▸ SOURCE PASSAGE:
========================

Table of contents:
- Is there information about how LAM works internally?
- Why does LAM use these annoying daemons?
- But no other MPI implementation uses daemons...?
- Is LAM multi-threaded?
- Is LAM thread safe?
- Does LAM/MPI provide asynchronous message passing progress?
- How does I/O work in LAM?
- Can I have access to the LAM code repository?
- Is LAM Y2K compliant?
[ Return to FAQ ]
|
1. Is there information about how LAM works internally? |
Yes and no. Starting with v7.0, LAM has transformed into a component
architecture -- many of its services are performed by components that
are tied together by a back-end framework. While many portions of the
LAM run-time environment and the MPI communication layer are part of
this framework (and not components in themselves, and therefore are
not documented), the component types are all formally documented.
Specifically, API documents for each of the component types are
available on the LAM download site.
These document how each component works and provides insight into how
the overall framework functions. Other than that, and other than
other FAQ questions [mainly in this section], there is little
additionaly information in the way of formal documentation
on how LAM works internally.
Additionally, in the LAM download area is a paper entitled "The
XMPI API and trace file format" (filename xmpi_api.ps)
that details both how XMPI extracts run-time trace information from
LAM, as well as the format of tracefiles that LAM can produce with the
-ton command line option to mpirun. The
format of the file and the format of the data that XMPI receives is
the same; the mechanism for obtaining the two is slightly different.
There are some other papers in the download area that discuss some
of LAM's internals, but they are pretty much broad overviews of the
techniques that LAM uses.

========================

▸ EXTRACTED INFORMATION:
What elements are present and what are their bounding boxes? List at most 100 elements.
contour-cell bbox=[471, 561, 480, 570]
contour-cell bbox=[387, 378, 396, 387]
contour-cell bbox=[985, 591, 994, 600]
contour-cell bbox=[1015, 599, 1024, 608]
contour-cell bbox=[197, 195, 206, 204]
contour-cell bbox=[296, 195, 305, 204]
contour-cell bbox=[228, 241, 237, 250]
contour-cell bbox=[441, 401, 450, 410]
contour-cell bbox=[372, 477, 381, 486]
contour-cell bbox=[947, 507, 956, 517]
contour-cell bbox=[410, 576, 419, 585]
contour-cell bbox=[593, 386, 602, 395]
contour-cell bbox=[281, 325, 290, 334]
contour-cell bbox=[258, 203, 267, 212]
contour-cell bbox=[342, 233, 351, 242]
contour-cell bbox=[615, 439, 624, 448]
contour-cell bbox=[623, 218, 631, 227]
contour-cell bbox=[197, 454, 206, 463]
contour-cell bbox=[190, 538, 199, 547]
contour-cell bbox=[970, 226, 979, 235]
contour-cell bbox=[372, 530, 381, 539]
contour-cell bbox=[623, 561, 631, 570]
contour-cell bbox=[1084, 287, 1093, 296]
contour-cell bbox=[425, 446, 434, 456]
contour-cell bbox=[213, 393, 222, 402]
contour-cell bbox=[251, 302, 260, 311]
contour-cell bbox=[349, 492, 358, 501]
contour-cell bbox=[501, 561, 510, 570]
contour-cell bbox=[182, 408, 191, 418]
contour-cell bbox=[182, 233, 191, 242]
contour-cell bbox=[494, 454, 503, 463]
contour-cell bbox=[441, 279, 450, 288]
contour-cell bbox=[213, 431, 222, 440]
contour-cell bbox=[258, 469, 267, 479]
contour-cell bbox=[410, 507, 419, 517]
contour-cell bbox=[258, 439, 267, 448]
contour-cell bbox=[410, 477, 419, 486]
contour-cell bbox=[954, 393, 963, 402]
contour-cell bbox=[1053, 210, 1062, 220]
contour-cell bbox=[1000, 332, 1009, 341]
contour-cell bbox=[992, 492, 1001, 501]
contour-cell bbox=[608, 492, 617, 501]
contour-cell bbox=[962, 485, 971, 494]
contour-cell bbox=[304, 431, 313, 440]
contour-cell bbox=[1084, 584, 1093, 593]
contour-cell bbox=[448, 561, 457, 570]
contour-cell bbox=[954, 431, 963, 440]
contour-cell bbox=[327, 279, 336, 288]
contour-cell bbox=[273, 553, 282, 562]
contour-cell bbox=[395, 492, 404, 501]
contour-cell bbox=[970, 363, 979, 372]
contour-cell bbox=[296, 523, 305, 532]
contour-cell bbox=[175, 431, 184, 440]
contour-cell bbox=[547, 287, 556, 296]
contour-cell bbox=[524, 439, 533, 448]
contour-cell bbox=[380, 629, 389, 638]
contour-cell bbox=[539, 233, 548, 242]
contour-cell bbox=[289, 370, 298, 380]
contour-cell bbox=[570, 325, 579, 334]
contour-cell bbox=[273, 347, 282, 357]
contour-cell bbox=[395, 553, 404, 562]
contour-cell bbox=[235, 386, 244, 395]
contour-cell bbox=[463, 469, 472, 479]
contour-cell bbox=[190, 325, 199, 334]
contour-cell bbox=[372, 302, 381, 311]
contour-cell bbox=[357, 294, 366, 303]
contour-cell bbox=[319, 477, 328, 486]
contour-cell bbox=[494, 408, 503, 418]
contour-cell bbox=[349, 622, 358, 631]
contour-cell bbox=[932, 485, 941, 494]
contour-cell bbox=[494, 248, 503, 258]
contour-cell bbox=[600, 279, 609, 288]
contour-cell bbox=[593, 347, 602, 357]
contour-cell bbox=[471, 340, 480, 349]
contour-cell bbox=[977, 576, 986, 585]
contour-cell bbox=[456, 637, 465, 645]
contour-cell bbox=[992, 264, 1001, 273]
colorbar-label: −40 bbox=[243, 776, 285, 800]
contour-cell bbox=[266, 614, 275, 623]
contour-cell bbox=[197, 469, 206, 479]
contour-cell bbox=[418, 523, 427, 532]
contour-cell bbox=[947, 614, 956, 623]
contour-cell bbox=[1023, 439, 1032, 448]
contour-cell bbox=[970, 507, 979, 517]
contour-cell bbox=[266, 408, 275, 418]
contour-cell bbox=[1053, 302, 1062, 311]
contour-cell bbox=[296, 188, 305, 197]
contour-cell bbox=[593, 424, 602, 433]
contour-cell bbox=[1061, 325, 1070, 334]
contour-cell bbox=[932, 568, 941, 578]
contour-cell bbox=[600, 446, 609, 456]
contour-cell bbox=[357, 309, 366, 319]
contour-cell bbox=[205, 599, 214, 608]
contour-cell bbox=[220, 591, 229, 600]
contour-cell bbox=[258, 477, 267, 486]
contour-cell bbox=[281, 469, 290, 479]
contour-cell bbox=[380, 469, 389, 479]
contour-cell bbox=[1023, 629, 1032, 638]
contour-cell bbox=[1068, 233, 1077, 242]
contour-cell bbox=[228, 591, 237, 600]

========================

Continue the LAM/MPI FAQ text on LAM's internals from the point where it stops.

▸ THE REPLY:
There are, however, a bunch of manual pages on the Trollius
library API calls (recall that LAM/MPI is a layer on top of an
underlying message passing system named Trollius) included in the LAM
distribution. Look in sections 2 and 3 of the LAM man pages for more
information on these calls.
Additionally, the entire source code to LAM is provided in the
download distribution. Feel free to "source dive" and investigate how
LAM works yourself. This is probably the most reliable way to get
information, unfortunately.
The current LAM development tree is also available through
anonymous CVS. See the LAM CVS web page
for details.
The LAM Team may be able to answer some questions about the LAM
implementation, but will more than likely only be able to direct you
to relevant parts of the LAM source code (LAM itself is very large --
there are hundreds and hundreds of C and C++ source files) where you
can find
specific answers.
[ Top of page | Return to FAQ ]
|
2. Why does LAM use these annoying daemons? |
A common complaint about LAM/MPI is that it uses user-level daemons;
particularly in batch queue or other automatic execution environments,
some consider it inconvenient to launch and kill the LAM run-time
environment.
There are many good reasons that LAM/MPI uses daemons, and we are
in no hurry to get rid of them. Indeed, all major implementations of
MPI now include daemons of one flavor or another (yes, even that other
open source MPI implementation!). The fact is that some kind of
external agent is necessary for some MPI-2 functionality such as
MPI_COMM_SPAWN. LAM/MPI uses the daemons for other kinds
of functionality as well, including:
- Having an external agent that has already satisfied
security/authentication requirements allows for fast request execution
(e.g., mpirun).
- A meta-network of daemons does its own monitoring and can
guarantee cleanup when a user aborts an MPI job with Ctrl-C and/or
MPI_ABORT
- Third party monitoring tools such as XMPI can tap into the deamon
meta-network to provide external monitoring of running jobs.
Additionally, starting with v7.0, the mpiexec command
can be used for "one-shot" MPI executions -- it will seamlessly boot
the LAM run-time environment, run the MPI process, and then take down
the LAM run-time environment. This hides all the background work from
the user.
We consider this functionality to be essential for a
robust parallel run-time environment, and therefore the gains from
this functionality greatly outweighs any inconvenience of
starting and stopping the LAM daemons.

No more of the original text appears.